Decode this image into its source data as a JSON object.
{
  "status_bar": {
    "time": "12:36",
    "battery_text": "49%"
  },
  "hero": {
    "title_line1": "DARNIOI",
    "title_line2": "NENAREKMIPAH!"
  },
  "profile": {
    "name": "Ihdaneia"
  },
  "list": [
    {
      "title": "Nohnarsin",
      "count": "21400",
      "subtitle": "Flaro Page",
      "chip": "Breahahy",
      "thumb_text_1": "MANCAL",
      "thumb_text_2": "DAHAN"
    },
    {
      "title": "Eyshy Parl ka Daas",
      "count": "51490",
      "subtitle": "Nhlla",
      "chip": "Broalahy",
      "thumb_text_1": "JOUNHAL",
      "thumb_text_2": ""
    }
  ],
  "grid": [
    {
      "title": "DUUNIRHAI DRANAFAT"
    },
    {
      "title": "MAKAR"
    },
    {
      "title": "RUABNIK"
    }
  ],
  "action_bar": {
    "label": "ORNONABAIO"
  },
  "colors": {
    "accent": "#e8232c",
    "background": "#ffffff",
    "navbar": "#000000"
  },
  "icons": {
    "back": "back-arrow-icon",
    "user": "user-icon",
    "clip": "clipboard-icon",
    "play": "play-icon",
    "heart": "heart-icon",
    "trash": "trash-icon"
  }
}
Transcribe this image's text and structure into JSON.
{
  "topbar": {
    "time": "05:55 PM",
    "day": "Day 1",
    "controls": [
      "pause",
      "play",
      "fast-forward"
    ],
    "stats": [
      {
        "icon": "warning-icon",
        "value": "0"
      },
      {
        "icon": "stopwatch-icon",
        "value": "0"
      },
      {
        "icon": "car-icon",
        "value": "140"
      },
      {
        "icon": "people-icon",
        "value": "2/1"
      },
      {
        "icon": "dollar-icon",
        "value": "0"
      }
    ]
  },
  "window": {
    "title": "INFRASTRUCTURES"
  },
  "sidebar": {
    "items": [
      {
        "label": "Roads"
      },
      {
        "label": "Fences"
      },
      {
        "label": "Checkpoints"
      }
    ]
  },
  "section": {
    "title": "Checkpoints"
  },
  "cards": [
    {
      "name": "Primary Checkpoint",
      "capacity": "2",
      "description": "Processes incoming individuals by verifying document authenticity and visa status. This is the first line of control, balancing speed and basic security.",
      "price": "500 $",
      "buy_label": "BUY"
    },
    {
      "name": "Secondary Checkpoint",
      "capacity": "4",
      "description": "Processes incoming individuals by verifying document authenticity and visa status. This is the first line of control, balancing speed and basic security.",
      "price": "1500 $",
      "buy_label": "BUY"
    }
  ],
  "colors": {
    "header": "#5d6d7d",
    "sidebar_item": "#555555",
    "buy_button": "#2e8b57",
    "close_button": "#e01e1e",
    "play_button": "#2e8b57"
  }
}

## Problem
Reply with the number of lines in the preceding entries that contain "image", and no other words.

## Final result
2